BRONTEKST:
* * *
LANDSVERORDENING van de 19de oktober 1998 tot wijziging van de Successiebelastingverordening (P.B. 1908, no. 48), van de Landsverordening op de Winstbelasting 1940 (P.B. 1965, no. 58) alsmede van de Landsverordening op Stichtingen (P.B. 1967, no. 191).

Geldend van 31-10-1998 t/m heden

Intitulé

LANDSVERORDENING van de 19de oktober 1998 tot wijziging van de Successiebelastingverordening (P.B. 1908, no. 48), van de Landsverordening op de Winstbelasting 1940 (P.B. 1965, no. 58) alsmede van de Landsverordening op Stichtingen (P.B. 1967, no. 191).

Artikel I

  • A. Aan artikel 56 van de Successiebelastingverordening 1908 (P.B. 1908, no. 48), wordt, onder wijziging van de punt aan het slot van het ten 5 in een puntkomma, na het ten 5, een drietal onderdelen toegevoegd, luidende:

    • 6e.

      hetgeen wordt verkregen door een binnen de Nederlandse Antillen gevestigde kerkelijke, charitatieve, culturele, wetenschappelijke of het algemeen nut beogende instelling;

    • 7e.
* * *
AANGELEVERD MATERIAAL:

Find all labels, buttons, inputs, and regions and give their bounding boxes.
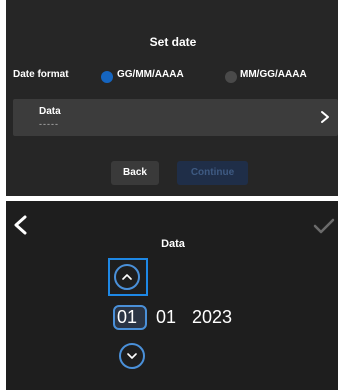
* * *
OPDRACHT: Schrijf alstublieft verder aan de landsverordening tot wijziging van de Successiebelastingverordening, vanaf het punt waar de tekst ophoudt.

RESULTAAT:
      hetgeen wordt verkregen van een in het vorige onderdeel bedoelde instelling voorzover betreft uitkeringen door die rechtspersoon gedaan op grond van haar reglement of stichtingsbrief;

    • 8e.

      hetgeen wordt verkregen van een particulier fonds.

  • B. Aan artikel 61 wordt, onder aanduiding van de huidige tekst als eerste lid, een nieuw tweede lid toegevoegd, luidende:

    • 2.

      In afwijking van het eerste lid wordt bij een verkrijging door een particulier fonds de belasting geheven naar een tarief van 25%.

Artikel II

De Landsverordening op de Winstbelasting 1940 (P.B. 1965, no. 58) wordt gewijzigd als volgt:

Aan artikel 2 wordt, onder wijziging van de punt aan het slot van onderdeel j in een puntkomma, toegevoegd een nieuw onderdeel, luidende:

k.de winst van een stichting die overeenkomstig haar statuten is ingericht als een particulier fonds.

Artikel III

Na artikel 1A van de Landsverordening op Stichtingen (P.B. 1967, no. 191) wordt een nieuw artikel ingevoegd, luidende:

Artikel 1b

  • 1.

    Een particulier fonds is een overeenkomstig haar statuten als zodanig ingerichte stichting waarvan het doel niet mag inhouden het maken van winst door het uitoefenen van een bedrijf.

  • 2.

    Voor de toepassing van artikel 1, derde lid, gelden als uitkeringen niet de uitkeringen die voortvloeien uit begunstiging door een particulier fonds.

  • 3.

    Een particulier fonds moet als zodanig worden opgericht. Het kan niet ontstaan door de wijziging van de statuten van een stichting, die niet als particulier fonds is opgericht.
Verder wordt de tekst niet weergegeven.